— Start GIVEN RECORDS —

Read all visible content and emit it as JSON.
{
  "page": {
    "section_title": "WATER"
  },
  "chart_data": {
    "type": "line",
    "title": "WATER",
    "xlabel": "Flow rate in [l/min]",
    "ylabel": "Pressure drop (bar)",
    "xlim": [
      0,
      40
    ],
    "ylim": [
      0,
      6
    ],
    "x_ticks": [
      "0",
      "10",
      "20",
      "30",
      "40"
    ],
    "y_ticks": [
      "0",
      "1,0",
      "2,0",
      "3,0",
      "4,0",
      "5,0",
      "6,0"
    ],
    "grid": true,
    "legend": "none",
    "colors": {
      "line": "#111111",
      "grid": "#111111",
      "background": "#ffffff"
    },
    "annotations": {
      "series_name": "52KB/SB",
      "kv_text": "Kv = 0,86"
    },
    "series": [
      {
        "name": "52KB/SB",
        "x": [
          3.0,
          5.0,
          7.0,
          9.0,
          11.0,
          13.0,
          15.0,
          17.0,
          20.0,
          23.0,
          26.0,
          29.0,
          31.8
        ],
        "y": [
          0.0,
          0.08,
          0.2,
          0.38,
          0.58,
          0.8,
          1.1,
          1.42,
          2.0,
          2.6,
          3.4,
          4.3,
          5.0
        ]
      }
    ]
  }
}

— End GIVEN RECORDS —

• TASK OBJECTIVE:
Repeat every record exactly as written, please.

• RESPONSE BELOW:
Read all visible content and emit it as JSON.
{
  "page": {
    "section_title": "WATER"
  },
  "chart_data": {
    "type": "line",
    "title": "WATER",
    "xlabel": "Flow rate in [l/min]",
    "ylabel": "Pressure drop (bar)",
    "xlim": [
      0,
      40
    ],
    "ylim": [
      0,
      6
    ],
    "x_ticks": [
      "0",
      "10",
      "20",
      "30",
      "40"
    ],
    "y_ticks": [
      "0",
      "1,0",
      "2,0",
      "3,0",
      "4,0",
      "5,0",
      "6,0"
    ],
    "grid": true,
    "legend": "none",
    "colors": {
      "line": "#111111",
      "grid": "#111111",
      "background": "#ffffff"
    },
    "annotations": {
      "series_name": "52KB/SB",
      "kv_text": "Kv = 0,86"
    },
    "series": [
      {
        "name": "52KB/SB",
        "x": [
          3.0,
          5.0,
          7.0,
          9.0,
          11.0,
          13.0,
          15.0,
          17.0,
          20.0,
          23.0,
          26.0,
          29.0,
          31.8
        ],
        "y": [
          0.0,
          0.08,
          0.2,
          0.38,
          0.58,
          0.8,
          1.1,
          1.42,
          2.0,
          2.6,
          3.4,
          4.3,
          5.0
        ]
      }
    ]
  }
}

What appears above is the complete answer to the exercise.